ROWS –
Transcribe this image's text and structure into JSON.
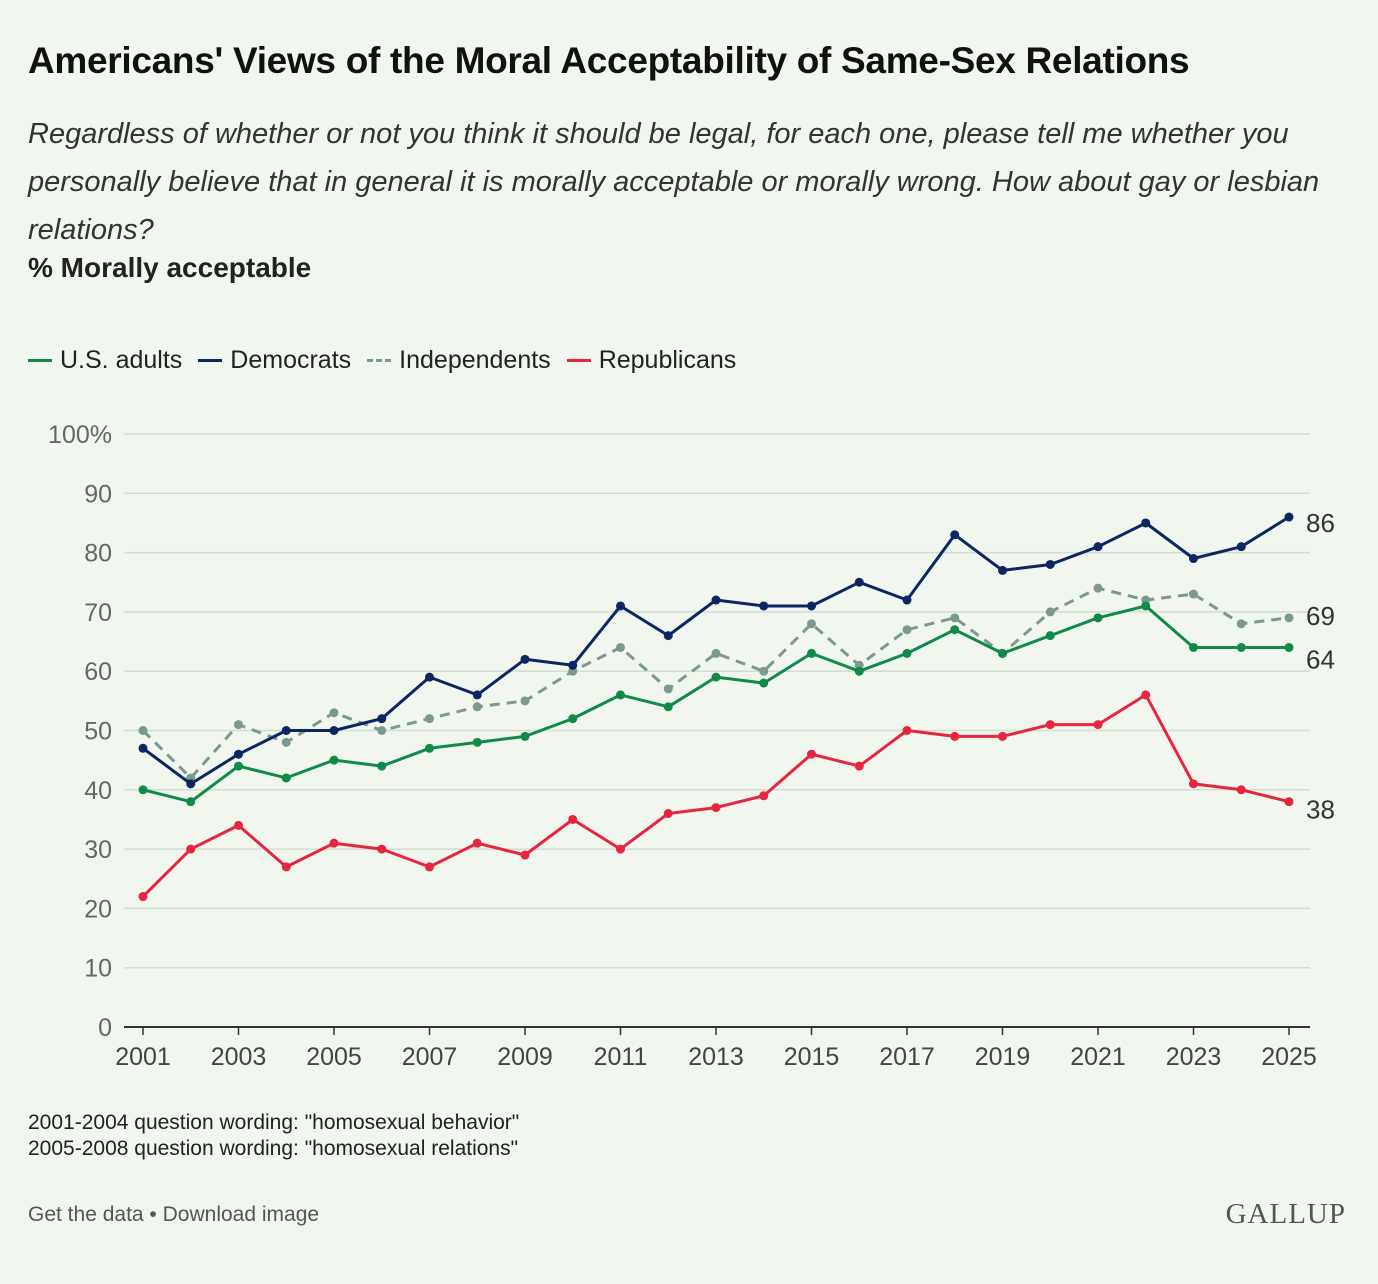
{
  "title": "Americans' Views of the Moral Acceptability of Same-Sex Relations",
  "subtitle": "Regardless of whether or not you think it should be legal, for each one, please tell me whether you personally believe that in general it is morally acceptable or morally wrong. How about gay or lesbian relations?",
  "measure": "% Morally acceptable",
  "notes": [
    "2001-2004 question wording: \"homosexual behavior\"",
    "2005-2008 question wording: \"homosexual relations\""
  ],
  "footer": {
    "get_data": "Get the data",
    "separator": " • ",
    "download": "Download image",
    "brand": "GALLUP"
  },
  "chart_data": {
    "type": "line",
    "title": "Americans' Views of the Moral Acceptability of Same-Sex Relations",
    "xlabel": "",
    "ylabel": "% Morally acceptable",
    "x": [
      2001,
      2002,
      2003,
      2004,
      2005,
      2006,
      2007,
      2008,
      2009,
      2010,
      2011,
      2012,
      2013,
      2014,
      2015,
      2016,
      2017,
      2018,
      2019,
      2020,
      2021,
      2022,
      2023,
      2024,
      2025
    ],
    "x_ticks": [
      2001,
      2003,
      2005,
      2007,
      2009,
      2011,
      2013,
      2015,
      2017,
      2019,
      2021,
      2023,
      2025
    ],
    "ylim": [
      0,
      100
    ],
    "y_ticks": [
      0,
      10,
      20,
      30,
      40,
      50,
      60,
      70,
      80,
      90,
      100
    ],
    "y_tick_labels": [
      "0",
      "10",
      "20",
      "30",
      "40",
      "50",
      "60",
      "70",
      "80",
      "90",
      "100%"
    ],
    "grid": true,
    "legend_position": "top-left",
    "series": [
      {
        "name": "U.S. adults",
        "color": "#0f8a47",
        "dashed": false,
        "end_label": "64",
        "values": [
          40,
          38,
          44,
          42,
          45,
          44,
          47,
          48,
          49,
          52,
          56,
          54,
          59,
          58,
          63,
          60,
          63,
          67,
          63,
          66,
          69,
          71,
          64,
          64,
          64
        ]
      },
      {
        "name": "Democrats",
        "color": "#0b2663",
        "dashed": false,
        "end_label": "86",
        "values": [
          47,
          41,
          46,
          50,
          50,
          52,
          59,
          56,
          62,
          61,
          71,
          66,
          72,
          71,
          71,
          75,
          72,
          83,
          77,
          78,
          81,
          85,
          79,
          81,
          86
        ]
      },
      {
        "name": "Independents",
        "color": "#7b9990",
        "dashed": true,
        "end_label": "69",
        "values": [
          50,
          42,
          51,
          48,
          53,
          50,
          52,
          54,
          55,
          60,
          64,
          57,
          63,
          60,
          68,
          61,
          67,
          69,
          63,
          70,
          74,
          72,
          73,
          68,
          69
        ]
      },
      {
        "name": "Republicans",
        "color": "#e8253f",
        "dashed": false,
        "end_label": "38",
        "values": [
          22,
          30,
          34,
          27,
          31,
          30,
          27,
          31,
          29,
          35,
          30,
          36,
          37,
          39,
          46,
          44,
          50,
          49,
          49,
          51,
          51,
          56,
          41,
          40,
          38
        ]
      }
    ]
  }
}
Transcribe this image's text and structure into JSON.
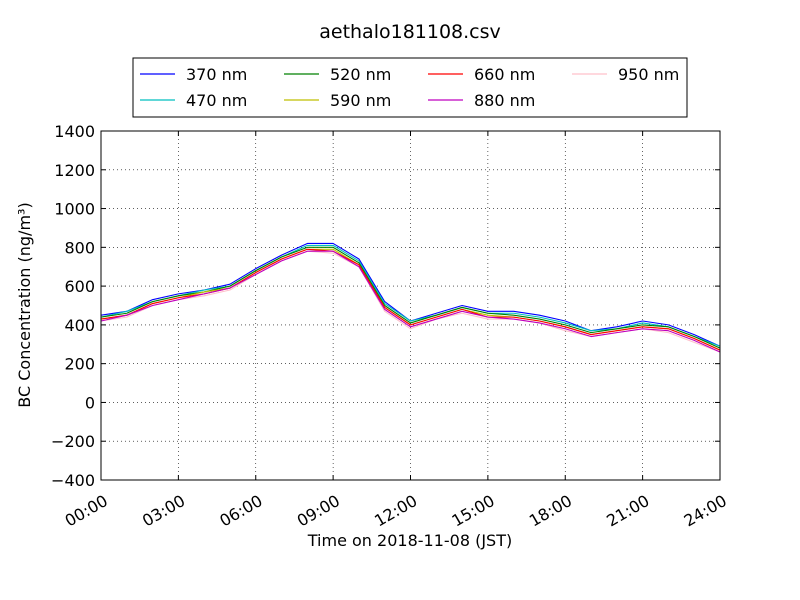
{
  "chart_data": {
    "type": "line",
    "title": "aethalo181108.csv",
    "xlabel": "Time on 2018-11-08 (JST)",
    "ylabel": "BC Concentration (ng/m³)",
    "x_ticks": [
      "00:00",
      "03:00",
      "06:00",
      "09:00",
      "12:00",
      "15:00",
      "18:00",
      "21:00",
      "24:00"
    ],
    "x_tick_hours": [
      0,
      3,
      6,
      9,
      12,
      15,
      18,
      21,
      24
    ],
    "xlim_hours": [
      0,
      24
    ],
    "ylim": [
      -400,
      1400
    ],
    "y_ticks": [
      -400,
      -200,
      0,
      200,
      400,
      600,
      800,
      1000,
      1200,
      1400
    ],
    "grid": true,
    "legend_position": "top",
    "legend_columns": 4,
    "series": [
      {
        "name": "370 nm",
        "color": "#0000ff",
        "time_hours": [
          0,
          1,
          2,
          3,
          4,
          5,
          6,
          7,
          8,
          9,
          10,
          11,
          12,
          13,
          14,
          15,
          16,
          17,
          18,
          19,
          20,
          21,
          22,
          23,
          24
        ],
        "values": [
          450,
          470,
          530,
          560,
          580,
          610,
          690,
          760,
          820,
          820,
          740,
          520,
          420,
          460,
          500,
          470,
          470,
          450,
          420,
          370,
          390,
          420,
          400,
          350,
          290
        ]
      },
      {
        "name": "470 nm",
        "color": "#00bfbf",
        "time_hours": [
          0,
          1,
          2,
          3,
          4,
          5,
          6,
          7,
          8,
          9,
          10,
          11,
          12,
          13,
          14,
          15,
          16,
          17,
          18,
          19,
          20,
          21,
          22,
          23,
          24
        ],
        "values": [
          440,
          470,
          520,
          550,
          580,
          600,
          680,
          750,
          810,
          810,
          730,
          510,
          420,
          450,
          490,
          460,
          460,
          440,
          410,
          370,
          380,
          410,
          390,
          340,
          290
        ]
      },
      {
        "name": "520 nm",
        "color": "#008000",
        "time_hours": [
          0,
          1,
          2,
          3,
          4,
          5,
          6,
          7,
          8,
          9,
          10,
          11,
          12,
          13,
          14,
          15,
          16,
          17,
          18,
          19,
          20,
          21,
          22,
          23,
          24
        ],
        "values": [
          440,
          460,
          520,
          550,
          570,
          600,
          680,
          750,
          800,
          800,
          720,
          500,
          410,
          450,
          490,
          460,
          450,
          430,
          400,
          360,
          380,
          400,
          390,
          340,
          280
        ]
      },
      {
        "name": "590 nm",
        "color": "#bfbf00",
        "time_hours": [
          0,
          1,
          2,
          3,
          4,
          5,
          6,
          7,
          8,
          9,
          10,
          11,
          12,
          13,
          14,
          15,
          16,
          17,
          18,
          19,
          20,
          21,
          22,
          23,
          24
        ],
        "values": [
          430,
          450,
          510,
          540,
          570,
          590,
          670,
          740,
          790,
          790,
          710,
          490,
          400,
          440,
          480,
          450,
          440,
          420,
          390,
          350,
          370,
          390,
          380,
          330,
          270
        ]
      },
      {
        "name": "660 nm",
        "color": "#ff0000",
        "time_hours": [
          0,
          1,
          2,
          3,
          4,
          5,
          6,
          7,
          8,
          9,
          10,
          11,
          12,
          13,
          14,
          15,
          16,
          17,
          18,
          19,
          20,
          21,
          22,
          23,
          24
        ],
        "values": [
          430,
          450,
          510,
          540,
          560,
          590,
          670,
          740,
          790,
          780,
          710,
          490,
          400,
          440,
          480,
          440,
          440,
          420,
          390,
          350,
          370,
          390,
          380,
          330,
          270
        ]
      },
      {
        "name": "880 nm",
        "color": "#bf00bf",
        "time_hours": [
          0,
          1,
          2,
          3,
          4,
          5,
          6,
          7,
          8,
          9,
          10,
          11,
          12,
          13,
          14,
          15,
          16,
          17,
          18,
          19,
          20,
          21,
          22,
          23,
          24
        ],
        "values": [
          420,
          450,
          500,
          530,
          560,
          590,
          660,
          730,
          780,
          780,
          700,
          480,
          390,
          430,
          470,
          440,
          430,
          410,
          380,
          340,
          360,
          380,
          370,
          320,
          260
        ]
      },
      {
        "name": "950 nm",
        "color": "#ffc0cb",
        "time_hours": [
          0,
          1,
          2,
          3,
          4,
          5,
          6,
          7,
          8,
          9,
          10,
          11,
          12,
          13,
          14,
          15,
          16,
          17,
          18,
          19,
          20,
          21,
          22,
          23,
          24
        ],
        "values": [
          420,
          440,
          500,
          530,
          550,
          580,
          660,
          730,
          780,
          770,
          700,
          470,
          380,
          430,
          460,
          430,
          430,
          410,
          370,
          340,
          360,
          380,
          360,
          310,
          260
        ]
      }
    ]
  }
}
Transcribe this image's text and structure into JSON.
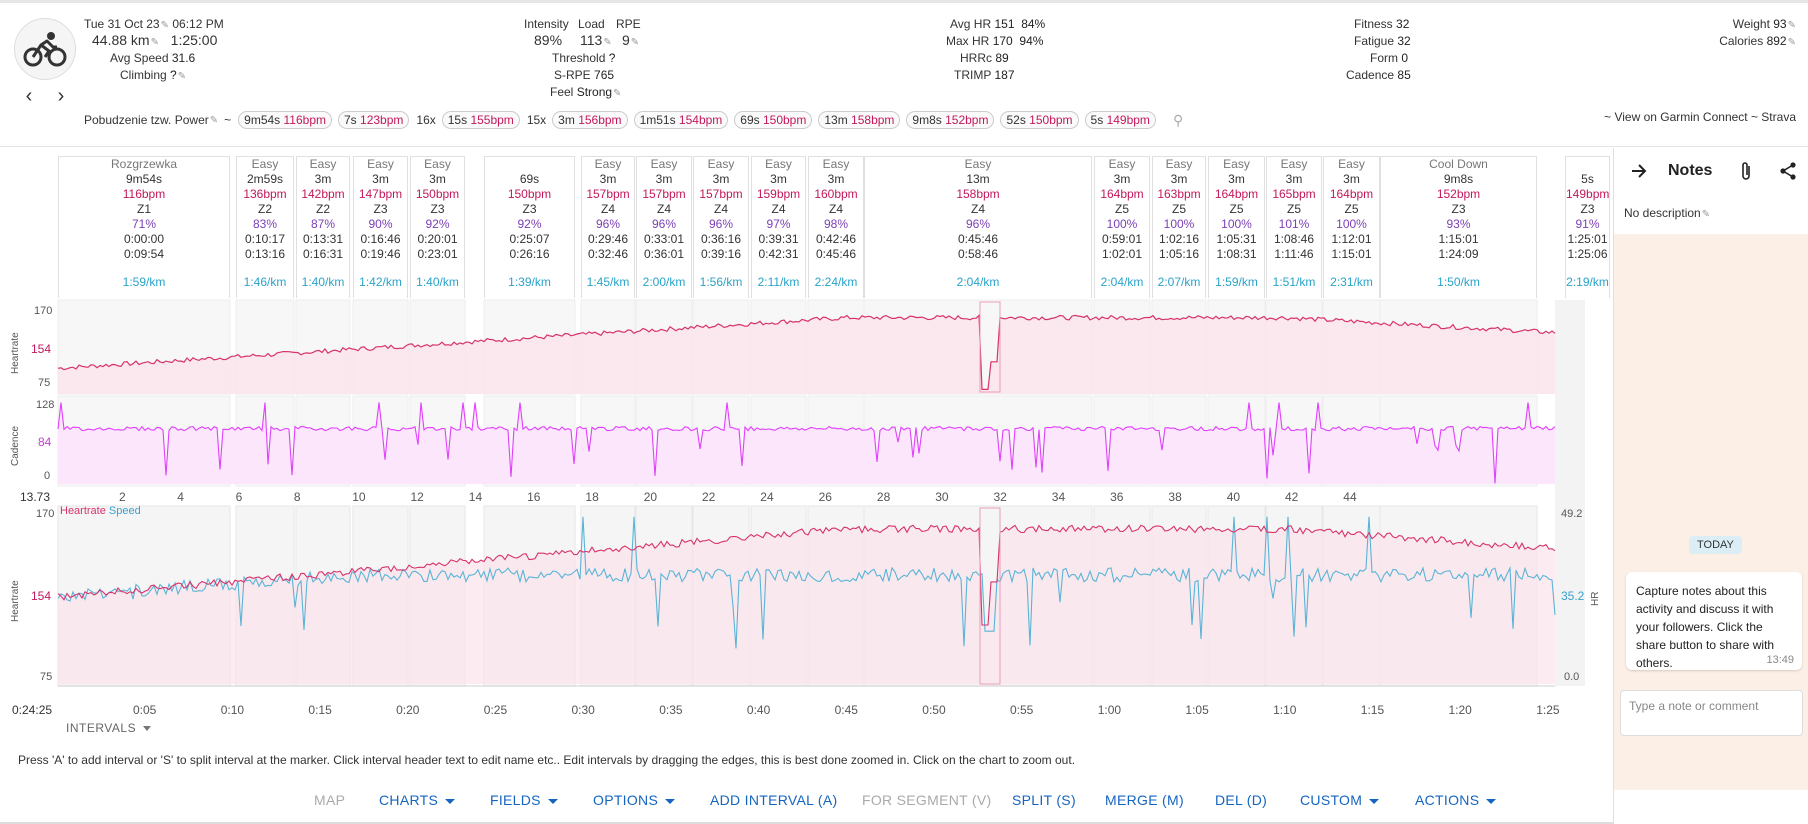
{
  "header": {
    "datetime": "Tue 31 Oct 23",
    "time": "06:12 PM",
    "distance": "44.88 km",
    "duration": "1:25:00",
    "avg_speed_label": "Avg Speed",
    "avg_speed": "31.6",
    "climbing_label": "Climbing",
    "climbing": "?",
    "intensity_label": "Intensity",
    "intensity": "89%",
    "load_label": "Load",
    "load": "113",
    "rpe_label": "RPE",
    "rpe": "9",
    "threshold_label": "Threshold",
    "threshold": "?",
    "srpe_label": "S-RPE",
    "srpe": "765",
    "feel_label": "Feel",
    "feel": "Strong",
    "avg_hr_label": "Avg HR",
    "avg_hr": "151",
    "avg_hr_pct": "84%",
    "max_hr_label": "Max HR",
    "max_hr": "170",
    "max_hr_pct": "94%",
    "hrrc_label": "HRRc",
    "hrrc": "89",
    "trimp_label": "TRIMP",
    "trimp": "187",
    "fitness_label": "Fitness",
    "fitness": "32",
    "fatigue_label": "Fatigue",
    "fatigue": "32",
    "form_label": "Form",
    "form": "0",
    "cadence_label": "Cadence",
    "cadence": "85",
    "weight_label": "Weight",
    "weight": "93",
    "calories_label": "Calories",
    "calories": "892",
    "prev": "‹",
    "next": "›"
  },
  "sequence": {
    "name": "Pobudzenie tzw. Power",
    "tilde": "~",
    "chips": [
      {
        "t": "9m54s",
        "b": "116bpm"
      },
      {
        "t": "7s",
        "b": "123bpm"
      },
      {
        "mult": "16x",
        "t": "15s",
        "b": "155bpm"
      },
      {
        "mult": "15x",
        "t": "3m",
        "b": "156bpm"
      },
      {
        "t": "1m51s",
        "b": "154bpm"
      },
      {
        "t": "69s",
        "b": "150bpm"
      },
      {
        "t": "13m",
        "b": "158bpm"
      },
      {
        "t": "9m8s",
        "b": "152bpm"
      },
      {
        "t": "52s",
        "b": "150bpm"
      },
      {
        "t": "5s",
        "b": "149bpm"
      }
    ],
    "links": "~ View on Garmin Connect ~ Strava"
  },
  "intervals": [
    {
      "name": "Rozgrzewka",
      "dur": "9m54s",
      "bpm": "116bpm",
      "zone": "Z1",
      "pct": "71%",
      "start": "0:00:00",
      "end": "0:09:54",
      "pace": "1:59/km"
    },
    {
      "name": "Easy",
      "dur": "2m59s",
      "bpm": "136bpm",
      "zone": "Z2",
      "pct": "83%",
      "start": "0:10:17",
      "end": "0:13:16",
      "pace": "1:46/km"
    },
    {
      "name": "Easy",
      "dur": "3m",
      "bpm": "142bpm",
      "zone": "Z2",
      "pct": "87%",
      "start": "0:13:31",
      "end": "0:16:31",
      "pace": "1:40/km"
    },
    {
      "name": "Easy",
      "dur": "3m",
      "bpm": "147bpm",
      "zone": "Z3",
      "pct": "90%",
      "start": "0:16:46",
      "end": "0:19:46",
      "pace": "1:42/km"
    },
    {
      "name": "Easy",
      "dur": "3m",
      "bpm": "150bpm",
      "zone": "Z3",
      "pct": "92%",
      "start": "0:20:01",
      "end": "0:23:01",
      "pace": "1:40/km"
    },
    {
      "name": "",
      "dur": "69s",
      "bpm": "150bpm",
      "zone": "Z3",
      "pct": "92%",
      "start": "0:25:07",
      "end": "0:26:16",
      "pace": "1:39/km"
    },
    {
      "name": "Easy",
      "dur": "3m",
      "bpm": "157bpm",
      "zone": "Z4",
      "pct": "96%",
      "start": "0:29:46",
      "end": "0:32:46",
      "pace": "1:45/km"
    },
    {
      "name": "Easy",
      "dur": "3m",
      "bpm": "157bpm",
      "zone": "Z4",
      "pct": "96%",
      "start": "0:33:01",
      "end": "0:36:01",
      "pace": "2:00/km"
    },
    {
      "name": "Easy",
      "dur": "3m",
      "bpm": "157bpm",
      "zone": "Z4",
      "pct": "96%",
      "start": "0:36:16",
      "end": "0:39:16",
      "pace": "1:56/km"
    },
    {
      "name": "Easy",
      "dur": "3m",
      "bpm": "159bpm",
      "zone": "Z4",
      "pct": "97%",
      "start": "0:39:31",
      "end": "0:42:31",
      "pace": "2:11/km"
    },
    {
      "name": "Easy",
      "dur": "3m",
      "bpm": "160bpm",
      "zone": "Z4",
      "pct": "98%",
      "start": "0:42:46",
      "end": "0:45:46",
      "pace": "2:24/km"
    },
    {
      "name": "Easy",
      "dur": "13m",
      "bpm": "158bpm",
      "zone": "Z4",
      "pct": "96%",
      "start": "0:45:46",
      "end": "0:58:46",
      "pace": "2:04/km"
    },
    {
      "name": "Easy",
      "dur": "3m",
      "bpm": "164bpm",
      "zone": "Z5",
      "pct": "100%",
      "start": "0:59:01",
      "end": "1:02:01",
      "pace": "2:04/km"
    },
    {
      "name": "Easy",
      "dur": "3m",
      "bpm": "163bpm",
      "zone": "Z5",
      "pct": "100%",
      "start": "1:02:16",
      "end": "1:05:16",
      "pace": "2:07/km"
    },
    {
      "name": "Easy",
      "dur": "3m",
      "bpm": "164bpm",
      "zone": "Z5",
      "pct": "100%",
      "start": "1:05:31",
      "end": "1:08:31",
      "pace": "1:59/km"
    },
    {
      "name": "Easy",
      "dur": "3m",
      "bpm": "165bpm",
      "zone": "Z5",
      "pct": "101%",
      "start": "1:08:46",
      "end": "1:11:46",
      "pace": "1:51/km"
    },
    {
      "name": "Easy",
      "dur": "3m",
      "bpm": "164bpm",
      "zone": "Z5",
      "pct": "100%",
      "start": "1:12:01",
      "end": "1:15:01",
      "pace": "2:31/km"
    },
    {
      "name": "Cool Down",
      "dur": "9m8s",
      "bpm": "152bpm",
      "zone": "Z3",
      "pct": "93%",
      "start": "1:15:01",
      "end": "1:24:09",
      "pace": "1:50/km"
    },
    {
      "name": "",
      "dur": "5s",
      "bpm": "149bpm",
      "zone": "Z3",
      "pct": "91%",
      "start": "1:25:01",
      "end": "1:25:06",
      "pace": "2:19/km"
    }
  ],
  "charts": {
    "hr_top": {
      "label": "Heartrate",
      "ticks": [
        "170",
        "154",
        "75"
      ]
    },
    "cadence": {
      "label": "Cadence",
      "ticks": [
        "128",
        "84",
        "0"
      ]
    },
    "km_axis": {
      "start": "13.73",
      "ticks": [
        "2",
        "4",
        "6",
        "8",
        "10",
        "12",
        "14",
        "16",
        "18",
        "20",
        "22",
        "24",
        "26",
        "28",
        "30",
        "32",
        "34",
        "36",
        "38",
        "40",
        "42",
        "44"
      ]
    },
    "combo": {
      "legend_hr": "Heartrate",
      "legend_speed": "Speed",
      "left_label": "Heartrate",
      "left_ticks": [
        "170",
        "154",
        "75"
      ],
      "right_ticks": [
        "49.2",
        "35.2",
        "0.0"
      ],
      "right_label": "HR"
    },
    "time_axis": {
      "start": "0:24:25",
      "ticks": [
        "0:05",
        "0:10",
        "0:15",
        "0:20",
        "0:25",
        "0:30",
        "0:35",
        "0:40",
        "0:45",
        "0:50",
        "0:55",
        "1:00",
        "1:05",
        "1:10",
        "1:15",
        "1:20",
        "1:25"
      ]
    },
    "colors": {
      "hr": "#d6336c",
      "cadence": "#e040fb",
      "speed": "#5ab4d6",
      "hr_fill": "#fbe4ec",
      "cad_fill": "#fbe6fb"
    }
  },
  "intervals_menu": "INTERVALS",
  "help_text": "Press 'A' to add interval or 'S' to split interval at the marker. Click interval header text to edit name etc.. Edit intervals by dragging the edges, this is best done zoomed in. Click on the chart to zoom out.",
  "toolbar": {
    "map": "MAP",
    "charts": "CHARTS",
    "fields": "FIELDS",
    "options": "OPTIONS",
    "add_interval": "ADD INTERVAL (A)",
    "for_segment": "FOR SEGMENT (V)",
    "split": "SPLIT (S)",
    "merge": "MERGE (M)",
    "del": "DEL (D)",
    "custom": "CUSTOM",
    "actions": "ACTIONS"
  },
  "notes": {
    "title": "Notes",
    "no_description": "No description",
    "today": "TODAY",
    "message": "Capture notes about this activity and discuss it with your followers. Click the share button to share with others.",
    "message_time": "13:49",
    "input_placeholder": "Type a note or comment"
  }
}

TASK BRIEF – Which lines contain the word "wording"? Copy each of them.

ANSWER IN FULL –
    "2001-2004 question wording: \"homosexual behavior\"",
    "2005-2008 question wording: \"homosexual relations\""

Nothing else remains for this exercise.